Working data
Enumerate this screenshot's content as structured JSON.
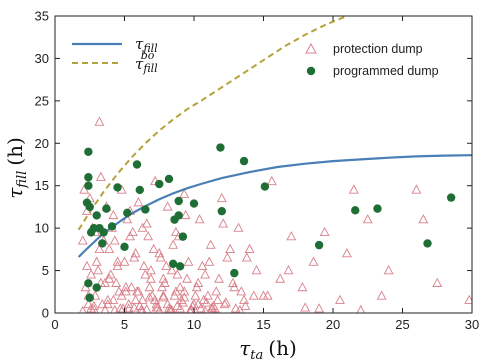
{
  "chart_data": {
    "type": "scatter",
    "xlabel": {
      "main": "τ",
      "sub": "ta",
      "unit": "(h)"
    },
    "ylabel": {
      "main": "τ",
      "sub": "fill",
      "unit": "(h)"
    },
    "xlim": [
      0,
      30
    ],
    "ylim": [
      0,
      35
    ],
    "xticks": [
      "0",
      "5",
      "10",
      "15",
      "20",
      "25",
      "30"
    ],
    "yticks": [
      "0",
      "5",
      "10",
      "15",
      "20",
      "25",
      "30",
      "35"
    ],
    "grid": false,
    "legends": {
      "curves": {
        "placement": "top-left",
        "entries": [
          {
            "main": "τ",
            "sub": "fill",
            "sup": "",
            "color": "#4a7fb5",
            "dash": "solid"
          },
          {
            "main": "τ",
            "sub": "fill",
            "sup": "bo",
            "color": "#b5a23a",
            "dash": "dashed"
          }
        ]
      },
      "points": {
        "placement": "top-right",
        "entries": [
          {
            "label": "protection dump",
            "marker": "triangle",
            "color": "#d9808a"
          },
          {
            "label": "programmed dump",
            "marker": "circle",
            "color": "#1f6e36"
          }
        ]
      }
    },
    "series": [
      {
        "name": "τ_fill",
        "type": "line",
        "color": "#4a7fb5",
        "x": [
          1.7,
          2.5,
          3.5,
          4.5,
          5.5,
          6.5,
          7.5,
          8.5,
          9.5,
          10.5,
          12,
          14,
          16,
          18,
          20,
          22,
          24,
          26,
          28,
          30
        ],
        "y": [
          6.6,
          7.9,
          9.4,
          10.6,
          11.7,
          12.6,
          13.4,
          14.1,
          14.7,
          15.2,
          15.9,
          16.6,
          17.2,
          17.6,
          17.9,
          18.1,
          18.3,
          18.45,
          18.55,
          18.6
        ]
      },
      {
        "name": "τ_fill^bo",
        "type": "line",
        "color": "#b5a23a",
        "x": [
          1.7,
          2.5,
          3.5,
          4.5,
          5.5,
          6.5,
          7.5,
          8.5,
          9.5,
          10.5,
          12,
          13.5,
          15,
          16.5,
          18,
          19.5,
          21
        ],
        "y": [
          9.8,
          11.9,
          14.3,
          16.4,
          18.3,
          20.0,
          21.5,
          22.8,
          24.0,
          25.0,
          26.6,
          28.2,
          29.8,
          31.4,
          32.8,
          34.0,
          35.0
        ]
      },
      {
        "name": "protection dump",
        "type": "scatter",
        "marker": "triangle",
        "color": "#d9808a",
        "x": [
          3.2,
          2.0,
          2.3,
          2.6,
          2.9,
          3.3,
          3.6,
          3.9,
          4.2,
          4.5,
          4.8,
          5.1,
          5.4,
          5.7,
          6.0,
          6.3,
          6.6,
          6.9,
          7.2,
          7.5,
          7.8,
          8.1,
          8.4,
          8.7,
          9.0,
          9.3,
          9.6,
          10.0,
          10.4,
          10.8,
          11.2,
          11.6,
          12.0,
          12.4,
          12.8,
          13.2,
          13.6,
          14.0,
          14.5,
          15.0,
          15.6,
          16.2,
          17.0,
          17.8,
          18.6,
          19.4,
          20.5,
          21.5,
          22.5,
          24.0,
          26.0,
          27.5,
          29.8,
          2.1,
          2.4,
          2.7,
          3.0,
          3.4,
          3.7,
          4.0,
          4.3,
          4.6,
          4.9,
          5.2,
          5.5,
          5.8,
          6.1,
          6.4,
          6.7,
          7.0,
          7.3,
          7.6,
          7.9,
          8.2,
          8.5,
          8.8,
          9.1,
          9.4,
          9.8,
          10.2,
          10.6,
          11.0,
          11.4,
          11.8,
          12.2,
          12.6,
          13.0,
          13.4,
          13.8,
          2.2,
          2.5,
          2.8,
          3.1,
          3.5,
          3.8,
          4.1,
          4.4,
          4.7,
          5.0,
          5.3,
          5.6,
          5.9,
          6.2,
          6.5,
          6.8,
          7.1,
          7.4,
          7.7,
          8.0,
          8.3,
          8.6,
          8.9,
          9.2,
          9.5,
          9.9,
          10.3,
          10.7,
          11.1,
          11.5,
          12.1,
          12.9,
          13.7,
          15.3,
          16.8,
          19.0,
          21.0,
          23.5,
          26.5,
          2.3,
          2.6,
          2.9,
          3.2,
          3.6,
          3.9,
          4.2,
          4.5,
          4.8,
          5.1,
          5.4,
          5.7,
          6.0,
          6.3,
          6.6,
          6.9,
          7.2,
          7.5,
          7.8,
          8.1,
          8.4,
          8.7,
          9.0,
          9.3,
          9.7,
          10.1,
          10.5,
          10.9,
          11.3,
          11.7,
          2.0,
          2.4,
          2.8,
          3.3,
          3.8,
          4.3,
          4.8,
          5.3,
          5.8,
          6.3,
          6.8,
          7.3,
          7.8,
          8.3,
          8.8,
          9.3,
          9.8,
          10.3,
          10.8,
          11.3,
          12.3,
          13.3,
          14.3,
          18.0,
          22.0
        ],
        "y": [
          22.5,
          8.5,
          12.0,
          4.5,
          9.5,
          16.0,
          3.5,
          7.5,
          11.5,
          5.5,
          14.5,
          2.5,
          9.0,
          6.5,
          13.0,
          1.5,
          10.5,
          4.0,
          15.5,
          7.0,
          2.0,
          12.5,
          5.0,
          9.5,
          3.0,
          14.0,
          6.0,
          1.0,
          11.0,
          4.5,
          8.0,
          2.5,
          13.5,
          6.5,
          3.5,
          10.0,
          1.5,
          7.5,
          5.0,
          2.0,
          15.5,
          4.0,
          9.0,
          3.0,
          6.0,
          9.5,
          1.5,
          14.5,
          11.0,
          5.0,
          14.5,
          3.5,
          1.5,
          14.5,
          2.0,
          10.0,
          6.0,
          1.0,
          12.5,
          4.5,
          8.5,
          2.5,
          0.5,
          11.0,
          3.0,
          7.0,
          0.8,
          5.5,
          9.0,
          2.0,
          1.0,
          6.5,
          3.5,
          0.5,
          8.0,
          4.5,
          1.5,
          11.5,
          0.3,
          3.0,
          5.5,
          2.0,
          0.8,
          4.0,
          1.0,
          7.5,
          0.5,
          2.5,
          6.5,
          3.0,
          13.5,
          0.8,
          5.0,
          8.5,
          1.5,
          10.0,
          3.5,
          0.5,
          6.0,
          1.0,
          9.5,
          2.5,
          0.3,
          4.5,
          1.8,
          7.5,
          0.6,
          3.0,
          5.5,
          0.4,
          2.0,
          9.0,
          1.2,
          4.0,
          0.8,
          3.5,
          1.5,
          6.0,
          0.5,
          10.5,
          3.0,
          0.8,
          2.0,
          5.0,
          0.5,
          7.0,
          2.0,
          11.0,
          5.5,
          0.5,
          2.0,
          7.5,
          0.3,
          4.0,
          1.5,
          6.0,
          0.2,
          3.0,
          12.0,
          0.6,
          2.5,
          10.0,
          0.4,
          5.0,
          1.5,
          0.2,
          4.0,
          1.0,
          0.3,
          2.5,
          0.5,
          1.8,
          0.2,
          2.0,
          0.5,
          1.2,
          0.4,
          1.5,
          0.2,
          1.0,
          0.4,
          3.5,
          1.0,
          0.3,
          2.0,
          0.5,
          1.5,
          0.2,
          3.0,
          0.6,
          1.8,
          0.3,
          0.8,
          2.5,
          0.4,
          1.0,
          0.2,
          0.6,
          1.2,
          0.3,
          2.0,
          0.6,
          0.3
        ]
      },
      {
        "name": "programmed dump",
        "type": "scatter",
        "marker": "circle",
        "color": "#1f6e36",
        "x": [
          2.4,
          2.4,
          2.4,
          2.3,
          2.5,
          2.6,
          2.8,
          3.0,
          3.2,
          3.4,
          2.4,
          2.5,
          3.0,
          3.5,
          4.5,
          5.0,
          5.2,
          5.9,
          6.1,
          6.5,
          7.5,
          8.2,
          8.6,
          8.9,
          8.9,
          9.0,
          9.2,
          10.0,
          11.9,
          12.0,
          12.9,
          13.6,
          15.1,
          19.0,
          21.6,
          23.2,
          26.8,
          28.5,
          8.5,
          4.1,
          3.7
        ],
        "y": [
          19.0,
          16.0,
          15.0,
          13.0,
          12.5,
          9.5,
          10.0,
          11.5,
          10.0,
          8.2,
          3.5,
          1.8,
          3.0,
          9.5,
          14.8,
          7.8,
          11.8,
          17.5,
          14.5,
          12.2,
          15.2,
          15.8,
          11.0,
          11.5,
          13.2,
          5.5,
          9.0,
          12.9,
          19.5,
          12.0,
          4.7,
          17.9,
          14.9,
          8.0,
          12.1,
          12.3,
          8.2,
          13.6,
          5.8,
          10.2,
          12.3
        ]
      }
    ]
  }
}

Aim of the task
Identify all lines in the records above with the word "dump".

Response to this exercise
            "label": "protection dump",
            "label": "programmed dump",
        "name": "protection dump",
        "name": "programmed dump",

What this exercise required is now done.